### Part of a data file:
------------

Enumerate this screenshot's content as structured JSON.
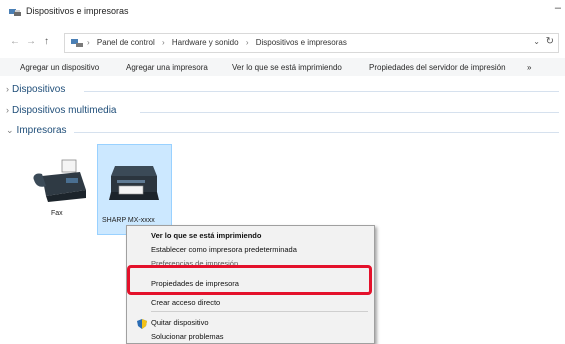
{
  "window": {
    "title": "Dispositivos e impresoras",
    "min_glyph": "–"
  },
  "nav": {
    "back_glyph": "←",
    "forward_glyph": "→",
    "up_glyph": "↑"
  },
  "address": {
    "crumbs": [
      "Panel de control",
      "Hardware y sonido",
      "Dispositivos e impresoras"
    ],
    "separator": "›",
    "dropdown_glyph": "⌄",
    "refresh_glyph": "↻"
  },
  "command_bar": {
    "items": [
      "Agregar un dispositivo",
      "Agregar una impresora",
      "Ver lo que se está imprimiendo",
      "Propiedades del servidor de impresión",
      "»"
    ]
  },
  "sections": {
    "collapsed_chev": "›",
    "expanded_chev": "⌄",
    "dispositivos": "Dispositivos",
    "multimedia": "Dispositivos multimedia",
    "impresoras": "Impresoras"
  },
  "devices": [
    {
      "label": "Fax",
      "icon": "fax-icon"
    },
    {
      "label": "SHARP MX-xxxx",
      "icon": "printer-icon"
    }
  ],
  "context_menu": {
    "items": [
      "Ver lo que se está imprimiendo",
      "Establecer como impresora predeterminada",
      "Preferencias de impresión",
      "Propiedades de impresora",
      "Crear acceso directo",
      "Quitar dispositivo",
      "Solucionar problemas"
    ],
    "highlighted": "Propiedades de impresora",
    "highlight_color": "#e4112b"
  },
  "colors": {
    "section_text": "#1f4e79",
    "selection_fill": "#cce8ff",
    "selection_border": "#99d1ff"
  }
}
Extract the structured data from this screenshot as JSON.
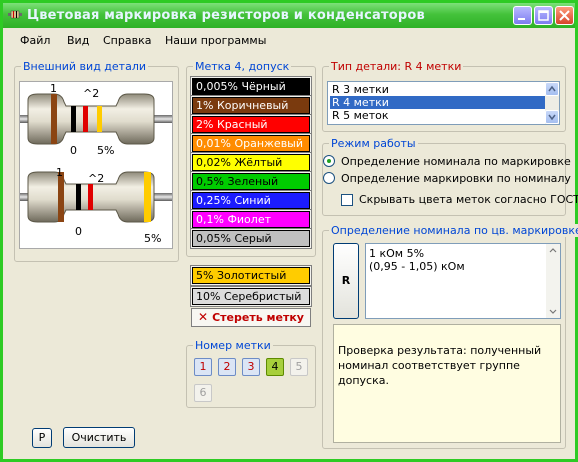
{
  "window": {
    "title": "Цветовая маркировка резисторов и конденсаторов"
  },
  "menu": [
    "Файл",
    "Вид",
    "Справка",
    "Наши программы"
  ],
  "appearance": {
    "title": "Внешний вид детали",
    "top_labels": {
      "first": "1",
      "mult": "^2",
      "zero": "0",
      "tol": "5%"
    },
    "bottom_labels": {
      "first": "1",
      "mult": "^2",
      "zero": "0",
      "tol": "5%"
    }
  },
  "mark4": {
    "title": "Метка 4, допуск",
    "colors": [
      {
        "label": "0,005% Чёрный",
        "bg": "#000000",
        "fg": "#ffffff"
      },
      {
        "label": "1% Коричневый",
        "bg": "#7a3a0e",
        "fg": "#ffffff"
      },
      {
        "label": "2% Красный",
        "bg": "#ff0000",
        "fg": "#ffffff"
      },
      {
        "label": "0,01% Оранжевый",
        "bg": "#ff8c00",
        "fg": "#ffffff"
      },
      {
        "label": "0,02% Жёлтый",
        "bg": "#ffff00",
        "fg": "#000000"
      },
      {
        "label": "0,5% Зеленый",
        "bg": "#00cc00",
        "fg": "#000000"
      },
      {
        "label": "0,25% Синий",
        "bg": "#1c1cff",
        "fg": "#ffffff"
      },
      {
        "label": "0,1% Фиолет",
        "bg": "#ff00ff",
        "fg": "#ffffff"
      },
      {
        "label": "0,05% Серый",
        "bg": "#c0c0c0",
        "fg": "#000000"
      }
    ],
    "gold": {
      "label": "5% Золотистый",
      "bg": "#ffcc00",
      "fg": "#000000"
    },
    "silver": {
      "label": "10% Серебристый",
      "bg": "#dcdcdc",
      "fg": "#000000"
    },
    "erase_label": "Стереть метку"
  },
  "mark_number": {
    "title": "Номер метки",
    "buttons": [
      "1",
      "2",
      "3",
      "4",
      "5",
      "6"
    ]
  },
  "part_type": {
    "title_prefix": "Тип детали:",
    "title_value": "R 4 метки",
    "options": [
      "R 3 метки",
      "R 4 метки",
      "R 5 меток"
    ],
    "selected_index": 1
  },
  "mode": {
    "title": "Режим работы",
    "options": [
      "Определение номинала по маркировке",
      "Определение маркировки по номиналу"
    ],
    "selected_index": 0,
    "hide_colors_label": "Скрывать цвета меток согласно ГОСТ"
  },
  "result": {
    "title": "Определение номинала по цв. маркировке",
    "button_label": "R",
    "line1": "1 кОм 5%",
    "line2": "(0,95 - 1,05) кОм",
    "note": "Проверка результата: полученный номинал соответствует группе допуска."
  },
  "bottom_buttons": {
    "p_label": "P",
    "clear_label": "Очистить"
  }
}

------------

### Stated goal:
Your copy should match the records word for word, with the pictures removed.

### The output:
Enumerate this screenshot's content as structured JSON.
{
  "window": {
    "title": "Dispositivos e impresoras",
    "min_glyph": "–"
  },
  "nav": {
    "back_glyph": "←",
    "forward_glyph": "→",
    "up_glyph": "↑"
  },
  "address": {
    "crumbs": [
      "Panel de control",
      "Hardware y sonido",
      "Dispositivos e impresoras"
    ],
    "separator": "›",
    "dropdown_glyph": "⌄",
    "refresh_glyph": "↻"
  },
  "command_bar": {
    "items": [
      "Agregar un dispositivo",
      "Agregar una impresora",
      "Ver lo que se está imprimiendo",
      "Propiedades del servidor de impresión",
      "»"
    ]
  },
  "sections": {
    "collapsed_chev": "›",
    "expanded_chev": "⌄",
    "dispositivos": "Dispositivos",
    "multimedia": "Dispositivos multimedia",
    "impresoras": "Impresoras"
  },
  "devices": [
    {
      "label": "Fax",
      "icon": "fax-icon"
    },
    {
      "label": "SHARP MX-xxxx",
      "icon": "printer-icon"
    }
  ],
  "context_menu": {
    "items": [
      "Ver lo que se está imprimiendo",
      "Establecer como impresora predeterminada",
      "Preferencias de impresión",
      "Propiedades de impresora",
      "Crear acceso directo",
      "Quitar dispositivo",
      "Solucionar problemas"
    ],
    "highlighted": "Propiedades de impresora",
    "highlight_color": "#e4112b"
  },
  "colors": {
    "section_text": "#1f4e79",
    "selection_fill": "#cce8ff",
    "selection_border": "#99d1ff"
  }
}
Extract the structured data from this screenshot as JSON.
{
  "window": {
    "title": "Цветовая маркировка резисторов и конденсаторов"
  },
  "menu": [
    "Файл",
    "Вид",
    "Справка",
    "Наши программы"
  ],
  "appearance": {
    "title": "Внешний вид детали",
    "top_labels": {
      "first": "1",
      "mult": "^2",
      "zero": "0",
      "tol": "5%"
    },
    "bottom_labels": {
      "first": "1",
      "mult": "^2",
      "zero": "0",
      "tol": "5%"
    }
  },
  "mark4": {
    "title": "Метка 4, допуск",
    "colors": [
      {
        "label": "0,005% Чёрный",
        "bg": "#000000",
        "fg": "#ffffff"
      },
      {
        "label": "1% Коричневый",
        "bg": "#7a3a0e",
        "fg": "#ffffff"
      },
      {
        "label": "2% Красный",
        "bg": "#ff0000",
        "fg": "#ffffff"
      },
      {
        "label": "0,01% Оранжевый",
        "bg": "#ff8c00",
        "fg": "#ffffff"
      },
      {
        "label": "0,02% Жёлтый",
        "bg": "#ffff00",
        "fg": "#000000"
      },
      {
        "label": "0,5% Зеленый",
        "bg": "#00cc00",
        "fg": "#000000"
      },
      {
        "label": "0,25% Синий",
        "bg": "#1c1cff",
        "fg": "#ffffff"
      },
      {
        "label": "0,1% Фиолет",
        "bg": "#ff00ff",
        "fg": "#ffffff"
      },
      {
        "label": "0,05% Серый",
        "bg": "#c0c0c0",
        "fg": "#000000"
      }
    ],
    "gold": {
      "label": "5% Золотистый",
      "bg": "#ffcc00",
      "fg": "#000000"
    },
    "silver": {
      "label": "10% Серебристый",
      "bg": "#dcdcdc",
      "fg": "#000000"
    },
    "erase_label": "Стереть метку"
  },
  "mark_number": {
    "title": "Номер метки",
    "buttons": [
      "1",
      "2",
      "3",
      "4",
      "5",
      "6"
    ]
  },
  "part_type": {
    "title_prefix": "Тип детали:",
    "title_value": "R 4 метки",
    "options": [
      "R 3 метки",
      "R 4 метки",
      "R 5 меток"
    ],
    "selected_index": 1
  },
  "mode": {
    "title": "Режим работы",
    "options": [
      "Определение номинала по маркировке",
      "Определение маркировки по номиналу"
    ],
    "selected_index": 0,
    "hide_colors_label": "Скрывать цвета меток согласно ГОСТ"
  },
  "result": {
    "title": "Определение номинала по цв. маркировке",
    "button_label": "R",
    "line1": "1 кОм 5%",
    "line2": "(0,95 - 1,05) кОм",
    "note": "Проверка результата: полученный номинал соответствует группе допуска."
  },
  "bottom_buttons": {
    "p_label": "P",
    "clear_label": "Очистить"
  }
}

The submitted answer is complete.